| YOUR INSTRUCTIONS |
Copy every line of the entries that includes the word "хозяйства".

Stored items from a collection:
+===+
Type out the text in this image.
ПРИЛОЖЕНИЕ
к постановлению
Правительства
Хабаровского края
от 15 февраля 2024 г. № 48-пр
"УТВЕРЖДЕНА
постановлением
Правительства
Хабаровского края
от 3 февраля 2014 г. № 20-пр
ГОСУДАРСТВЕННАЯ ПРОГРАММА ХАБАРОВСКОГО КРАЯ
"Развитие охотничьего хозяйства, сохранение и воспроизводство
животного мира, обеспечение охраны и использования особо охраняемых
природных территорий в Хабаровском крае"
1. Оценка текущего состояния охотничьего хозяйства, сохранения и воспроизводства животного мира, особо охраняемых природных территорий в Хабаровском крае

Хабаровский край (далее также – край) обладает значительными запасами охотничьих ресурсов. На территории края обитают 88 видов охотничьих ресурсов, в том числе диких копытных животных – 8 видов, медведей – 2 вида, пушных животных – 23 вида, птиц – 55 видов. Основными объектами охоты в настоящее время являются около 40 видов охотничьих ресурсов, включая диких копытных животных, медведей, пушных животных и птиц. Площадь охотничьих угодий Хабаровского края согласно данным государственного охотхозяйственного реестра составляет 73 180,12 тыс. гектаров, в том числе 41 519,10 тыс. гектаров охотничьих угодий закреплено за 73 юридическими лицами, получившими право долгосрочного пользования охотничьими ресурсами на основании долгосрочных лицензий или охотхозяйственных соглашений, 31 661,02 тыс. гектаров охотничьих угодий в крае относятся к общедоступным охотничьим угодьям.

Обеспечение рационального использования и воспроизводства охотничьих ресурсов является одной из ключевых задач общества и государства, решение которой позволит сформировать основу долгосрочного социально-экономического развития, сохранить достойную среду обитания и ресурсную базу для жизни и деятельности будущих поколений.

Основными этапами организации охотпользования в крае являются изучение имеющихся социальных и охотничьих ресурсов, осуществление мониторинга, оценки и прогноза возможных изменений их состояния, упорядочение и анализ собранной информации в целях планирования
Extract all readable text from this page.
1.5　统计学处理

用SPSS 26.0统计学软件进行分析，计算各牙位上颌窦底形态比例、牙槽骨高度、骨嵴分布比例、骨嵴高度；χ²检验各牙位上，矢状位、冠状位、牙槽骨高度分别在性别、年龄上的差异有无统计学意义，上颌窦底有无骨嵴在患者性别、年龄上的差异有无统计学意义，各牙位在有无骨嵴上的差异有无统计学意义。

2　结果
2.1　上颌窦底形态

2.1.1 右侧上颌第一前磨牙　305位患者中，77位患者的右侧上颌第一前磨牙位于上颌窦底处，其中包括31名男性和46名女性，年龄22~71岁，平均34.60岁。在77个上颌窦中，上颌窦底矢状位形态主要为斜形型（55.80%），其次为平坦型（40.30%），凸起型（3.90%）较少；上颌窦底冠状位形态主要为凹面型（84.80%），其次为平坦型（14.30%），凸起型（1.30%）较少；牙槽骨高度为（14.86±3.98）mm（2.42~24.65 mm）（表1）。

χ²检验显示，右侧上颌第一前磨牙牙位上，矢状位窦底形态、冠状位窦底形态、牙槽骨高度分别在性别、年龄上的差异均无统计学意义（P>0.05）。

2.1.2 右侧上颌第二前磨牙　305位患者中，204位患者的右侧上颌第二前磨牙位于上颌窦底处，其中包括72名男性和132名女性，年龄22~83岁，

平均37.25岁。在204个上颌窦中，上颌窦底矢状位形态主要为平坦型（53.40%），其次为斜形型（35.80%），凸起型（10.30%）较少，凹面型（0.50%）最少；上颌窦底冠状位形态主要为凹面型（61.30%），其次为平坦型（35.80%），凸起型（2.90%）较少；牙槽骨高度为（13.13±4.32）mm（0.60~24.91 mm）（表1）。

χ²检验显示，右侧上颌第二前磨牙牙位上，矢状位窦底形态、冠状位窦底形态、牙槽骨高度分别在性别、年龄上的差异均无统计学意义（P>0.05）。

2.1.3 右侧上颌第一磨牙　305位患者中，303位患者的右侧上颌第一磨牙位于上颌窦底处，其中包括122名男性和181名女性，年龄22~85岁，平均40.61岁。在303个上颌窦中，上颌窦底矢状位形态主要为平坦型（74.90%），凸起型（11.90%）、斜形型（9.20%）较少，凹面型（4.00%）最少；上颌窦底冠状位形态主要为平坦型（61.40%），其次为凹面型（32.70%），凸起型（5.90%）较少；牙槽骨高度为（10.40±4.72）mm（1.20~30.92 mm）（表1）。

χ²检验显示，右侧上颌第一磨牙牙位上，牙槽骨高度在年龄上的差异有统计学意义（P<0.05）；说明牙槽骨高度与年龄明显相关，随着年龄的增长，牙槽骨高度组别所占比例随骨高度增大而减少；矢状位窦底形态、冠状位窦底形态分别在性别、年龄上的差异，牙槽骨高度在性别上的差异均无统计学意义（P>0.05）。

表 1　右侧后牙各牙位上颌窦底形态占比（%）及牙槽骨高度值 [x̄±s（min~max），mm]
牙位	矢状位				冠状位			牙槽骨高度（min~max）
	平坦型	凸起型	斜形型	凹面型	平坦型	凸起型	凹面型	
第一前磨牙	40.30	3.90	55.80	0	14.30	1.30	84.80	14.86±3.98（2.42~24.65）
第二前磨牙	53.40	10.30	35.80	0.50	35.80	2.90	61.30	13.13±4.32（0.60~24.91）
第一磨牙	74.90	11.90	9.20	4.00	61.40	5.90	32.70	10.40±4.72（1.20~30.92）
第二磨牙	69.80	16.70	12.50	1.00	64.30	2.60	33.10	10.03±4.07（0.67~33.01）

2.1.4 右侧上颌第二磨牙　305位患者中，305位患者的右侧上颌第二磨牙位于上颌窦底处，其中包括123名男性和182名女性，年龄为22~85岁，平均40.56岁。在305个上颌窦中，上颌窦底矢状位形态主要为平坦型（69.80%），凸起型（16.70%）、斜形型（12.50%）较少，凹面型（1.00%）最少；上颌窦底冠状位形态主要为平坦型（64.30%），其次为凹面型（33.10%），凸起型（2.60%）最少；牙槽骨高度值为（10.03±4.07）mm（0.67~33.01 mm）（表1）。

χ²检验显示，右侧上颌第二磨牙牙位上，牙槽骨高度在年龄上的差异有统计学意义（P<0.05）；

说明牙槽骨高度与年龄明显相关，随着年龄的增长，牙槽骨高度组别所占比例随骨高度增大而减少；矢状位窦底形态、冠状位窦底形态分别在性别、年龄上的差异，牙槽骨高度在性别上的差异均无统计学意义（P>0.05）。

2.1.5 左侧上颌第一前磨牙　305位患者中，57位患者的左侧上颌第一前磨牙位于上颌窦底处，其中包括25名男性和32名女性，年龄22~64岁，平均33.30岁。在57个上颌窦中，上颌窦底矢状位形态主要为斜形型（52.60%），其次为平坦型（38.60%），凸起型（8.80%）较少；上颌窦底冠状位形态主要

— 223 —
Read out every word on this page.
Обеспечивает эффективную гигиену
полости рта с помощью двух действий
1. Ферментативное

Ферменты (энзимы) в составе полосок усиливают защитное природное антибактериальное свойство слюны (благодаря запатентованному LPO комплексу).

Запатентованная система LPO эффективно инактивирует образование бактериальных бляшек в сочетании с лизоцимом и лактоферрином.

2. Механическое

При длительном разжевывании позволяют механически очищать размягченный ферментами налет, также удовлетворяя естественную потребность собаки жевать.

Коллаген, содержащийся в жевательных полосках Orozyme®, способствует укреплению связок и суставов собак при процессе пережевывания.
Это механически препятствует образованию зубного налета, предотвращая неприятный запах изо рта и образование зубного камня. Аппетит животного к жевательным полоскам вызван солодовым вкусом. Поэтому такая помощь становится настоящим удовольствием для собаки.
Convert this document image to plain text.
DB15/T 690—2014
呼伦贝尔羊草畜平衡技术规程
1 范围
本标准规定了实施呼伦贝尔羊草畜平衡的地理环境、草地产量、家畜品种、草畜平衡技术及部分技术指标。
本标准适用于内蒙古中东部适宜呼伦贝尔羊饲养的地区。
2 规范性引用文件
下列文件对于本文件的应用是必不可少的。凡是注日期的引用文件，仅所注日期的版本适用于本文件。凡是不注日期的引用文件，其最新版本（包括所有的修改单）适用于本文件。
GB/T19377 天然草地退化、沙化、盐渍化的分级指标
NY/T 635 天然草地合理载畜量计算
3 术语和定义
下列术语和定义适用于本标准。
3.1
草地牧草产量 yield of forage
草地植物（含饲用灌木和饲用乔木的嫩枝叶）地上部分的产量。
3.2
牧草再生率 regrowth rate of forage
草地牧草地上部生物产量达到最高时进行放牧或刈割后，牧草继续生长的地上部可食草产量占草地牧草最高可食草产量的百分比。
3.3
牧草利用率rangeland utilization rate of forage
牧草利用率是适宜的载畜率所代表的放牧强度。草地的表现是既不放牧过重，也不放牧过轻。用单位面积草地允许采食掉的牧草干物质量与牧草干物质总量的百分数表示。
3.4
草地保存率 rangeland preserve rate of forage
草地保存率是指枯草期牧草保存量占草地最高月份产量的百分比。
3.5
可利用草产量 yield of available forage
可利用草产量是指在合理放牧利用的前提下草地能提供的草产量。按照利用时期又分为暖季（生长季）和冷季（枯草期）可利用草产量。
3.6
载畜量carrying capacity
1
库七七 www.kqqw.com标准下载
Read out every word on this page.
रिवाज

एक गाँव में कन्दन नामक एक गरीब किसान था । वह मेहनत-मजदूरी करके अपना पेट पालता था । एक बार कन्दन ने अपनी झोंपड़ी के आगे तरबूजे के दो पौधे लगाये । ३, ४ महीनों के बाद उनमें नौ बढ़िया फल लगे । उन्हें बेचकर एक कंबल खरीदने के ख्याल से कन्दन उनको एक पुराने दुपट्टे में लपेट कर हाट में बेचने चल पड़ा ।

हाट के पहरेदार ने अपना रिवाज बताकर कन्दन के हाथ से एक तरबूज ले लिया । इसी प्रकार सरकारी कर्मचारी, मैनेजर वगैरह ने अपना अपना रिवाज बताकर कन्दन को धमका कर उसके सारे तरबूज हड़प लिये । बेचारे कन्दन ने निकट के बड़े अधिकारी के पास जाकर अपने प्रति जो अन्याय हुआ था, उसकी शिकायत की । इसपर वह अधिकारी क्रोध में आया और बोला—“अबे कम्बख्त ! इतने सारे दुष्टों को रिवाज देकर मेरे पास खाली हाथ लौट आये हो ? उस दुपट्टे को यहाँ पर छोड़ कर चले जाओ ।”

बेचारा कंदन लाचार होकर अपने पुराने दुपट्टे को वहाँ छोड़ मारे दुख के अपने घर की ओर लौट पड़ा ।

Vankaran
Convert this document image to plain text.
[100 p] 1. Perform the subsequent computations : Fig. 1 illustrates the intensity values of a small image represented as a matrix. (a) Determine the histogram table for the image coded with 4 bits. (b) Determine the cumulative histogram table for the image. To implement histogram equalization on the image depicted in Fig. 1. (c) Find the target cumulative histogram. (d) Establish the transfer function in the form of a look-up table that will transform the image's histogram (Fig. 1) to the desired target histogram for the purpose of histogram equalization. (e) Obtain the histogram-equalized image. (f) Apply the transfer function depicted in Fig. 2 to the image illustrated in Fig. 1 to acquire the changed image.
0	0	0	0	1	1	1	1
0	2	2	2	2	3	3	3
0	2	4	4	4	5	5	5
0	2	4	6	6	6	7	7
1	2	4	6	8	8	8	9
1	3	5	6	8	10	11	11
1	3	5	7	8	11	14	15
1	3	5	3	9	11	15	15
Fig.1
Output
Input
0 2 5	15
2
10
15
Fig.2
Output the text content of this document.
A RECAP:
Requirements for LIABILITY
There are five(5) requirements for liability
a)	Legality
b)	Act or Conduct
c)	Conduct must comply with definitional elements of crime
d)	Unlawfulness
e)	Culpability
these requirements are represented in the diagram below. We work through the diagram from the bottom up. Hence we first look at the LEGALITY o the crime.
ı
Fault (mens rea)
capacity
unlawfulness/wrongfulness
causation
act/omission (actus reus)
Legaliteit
+===+
| TASK OUTPUT |
"Развитие охотничьего хозяйства, сохранение и воспроизводство
1. Оценка текущего состояния охотничьего хозяйства, сохранения и воспроизводства животного мира, особо охраняемых природных территорий в Хабаровском крае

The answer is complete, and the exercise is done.